____ INPUT DATA
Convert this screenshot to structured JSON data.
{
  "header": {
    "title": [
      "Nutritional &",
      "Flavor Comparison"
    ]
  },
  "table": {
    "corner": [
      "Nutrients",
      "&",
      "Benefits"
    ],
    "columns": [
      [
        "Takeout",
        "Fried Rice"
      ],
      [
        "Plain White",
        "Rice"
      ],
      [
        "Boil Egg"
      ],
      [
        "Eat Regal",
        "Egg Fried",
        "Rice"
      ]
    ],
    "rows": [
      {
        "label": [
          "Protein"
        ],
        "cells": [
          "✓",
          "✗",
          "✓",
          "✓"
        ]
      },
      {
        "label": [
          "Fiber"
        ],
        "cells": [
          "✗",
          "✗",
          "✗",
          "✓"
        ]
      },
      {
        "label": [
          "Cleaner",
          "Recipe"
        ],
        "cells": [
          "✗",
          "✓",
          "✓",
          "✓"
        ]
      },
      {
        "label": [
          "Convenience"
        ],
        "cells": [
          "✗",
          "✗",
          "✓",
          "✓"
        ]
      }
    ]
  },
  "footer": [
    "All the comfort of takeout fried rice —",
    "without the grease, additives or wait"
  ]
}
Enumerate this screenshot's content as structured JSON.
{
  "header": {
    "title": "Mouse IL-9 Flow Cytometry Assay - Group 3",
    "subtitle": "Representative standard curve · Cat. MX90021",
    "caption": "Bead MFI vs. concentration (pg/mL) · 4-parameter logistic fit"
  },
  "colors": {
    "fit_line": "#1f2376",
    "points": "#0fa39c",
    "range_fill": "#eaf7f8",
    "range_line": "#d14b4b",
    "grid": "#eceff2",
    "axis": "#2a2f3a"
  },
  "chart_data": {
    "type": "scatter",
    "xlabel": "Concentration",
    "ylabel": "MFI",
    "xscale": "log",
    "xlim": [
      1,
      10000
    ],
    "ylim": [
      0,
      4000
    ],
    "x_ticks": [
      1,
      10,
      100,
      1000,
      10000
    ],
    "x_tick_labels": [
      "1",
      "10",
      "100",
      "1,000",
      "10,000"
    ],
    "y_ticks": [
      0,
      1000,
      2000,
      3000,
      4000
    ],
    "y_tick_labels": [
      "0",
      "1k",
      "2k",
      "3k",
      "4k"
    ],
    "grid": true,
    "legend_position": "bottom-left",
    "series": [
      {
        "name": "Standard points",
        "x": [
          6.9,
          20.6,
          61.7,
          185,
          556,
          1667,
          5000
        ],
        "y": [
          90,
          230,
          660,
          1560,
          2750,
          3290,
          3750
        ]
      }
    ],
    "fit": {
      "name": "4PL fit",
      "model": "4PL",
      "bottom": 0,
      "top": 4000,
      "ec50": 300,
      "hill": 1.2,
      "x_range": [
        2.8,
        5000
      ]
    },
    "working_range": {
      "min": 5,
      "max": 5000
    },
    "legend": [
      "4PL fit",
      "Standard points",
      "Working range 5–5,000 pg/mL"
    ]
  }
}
________
TASK INSTRUCTIONS: A reply that repeats all the data exactly is required.

ANSWER FOR THIS EXERCISE:
Convert this screenshot to structured JSON data.
{
  "header": {
    "title": [
      "Nutritional &",
      "Flavor Comparison"
    ]
  },
  "table": {
    "corner": [
      "Nutrients",
      "&",
      "Benefits"
    ],
    "columns": [
      [
        "Takeout",
        "Fried Rice"
      ],
      [
        "Plain White",
        "Rice"
      ],
      [
        "Boil Egg"
      ],
      [
        "Eat Regal",
        "Egg Fried",
        "Rice"
      ]
    ],
    "rows": [
      {
        "label": [
          "Protein"
        ],
        "cells": [
          "✓",
          "✗",
          "✓",
          "✓"
        ]
      },
      {
        "label": [
          "Fiber"
        ],
        "cells": [
          "✗",
          "✗",
          "✗",
          "✓"
        ]
      },
      {
        "label": [
          "Cleaner",
          "Recipe"
        ],
        "cells": [
          "✗",
          "✓",
          "✓",
          "✓"
        ]
      },
      {
        "label": [
          "Convenience"
        ],
        "cells": [
          "✗",
          "✗",
          "✓",
          "✓"
        ]
      }
    ]
  },
  "footer": [
    "All the comfort of takeout fried rice —",
    "without the grease, additives or wait"
  ]
}
Enumerate this screenshot's content as structured JSON.
{
  "header": {
    "title": "Mouse IL-9 Flow Cytometry Assay - Group 3",
    "subtitle": "Representative standard curve · Cat. MX90021",
    "caption": "Bead MFI vs. concentration (pg/mL) · 4-parameter logistic fit"
  },
  "colors": {
    "fit_line": "#1f2376",
    "points": "#0fa39c",
    "range_fill": "#eaf7f8",
    "range_line": "#d14b4b",
    "grid": "#eceff2",
    "axis": "#2a2f3a"
  },
  "chart_data": {
    "type": "scatter",
    "xlabel": "Concentration",
    "ylabel": "MFI",
    "xscale": "log",
    "xlim": [
      1,
      10000
    ],
    "ylim": [
      0,
      4000
    ],
    "x_ticks": [
      1,
      10,
      100,
      1000,
      10000
    ],
    "x_tick_labels": [
      "1",
      "10",
      "100",
      "1,000",
      "10,000"
    ],
    "y_ticks": [
      0,
      1000,
      2000,
      3000,
      4000
    ],
    "y_tick_labels": [
      "0",
      "1k",
      "2k",
      "3k",
      "4k"
    ],
    "grid": true,
    "legend_position": "bottom-left",
    "series": [
      {
        "name": "Standard points",
        "x": [
          6.9,
          20.6,
          61.7,
          185,
          556,
          1667,
          5000
        ],
        "y": [
          90,
          230,
          660,
          1560,
          2750,
          3290,
          3750
        ]
      }
    ],
    "fit": {
      "name": "4PL fit",
      "model": "4PL",
      "bottom": 0,
      "top": 4000,
      "ec50": 300,
      "hill": 1.2,
      "x_range": [
        2.8,
        5000
      ]
    },
    "working_range": {
      "min": 5,
      "max": 5000
    },
    "legend": [
      "4PL fit",
      "Standard points",
      "Working range 5–5,000 pg/mL"
    ]
  }
}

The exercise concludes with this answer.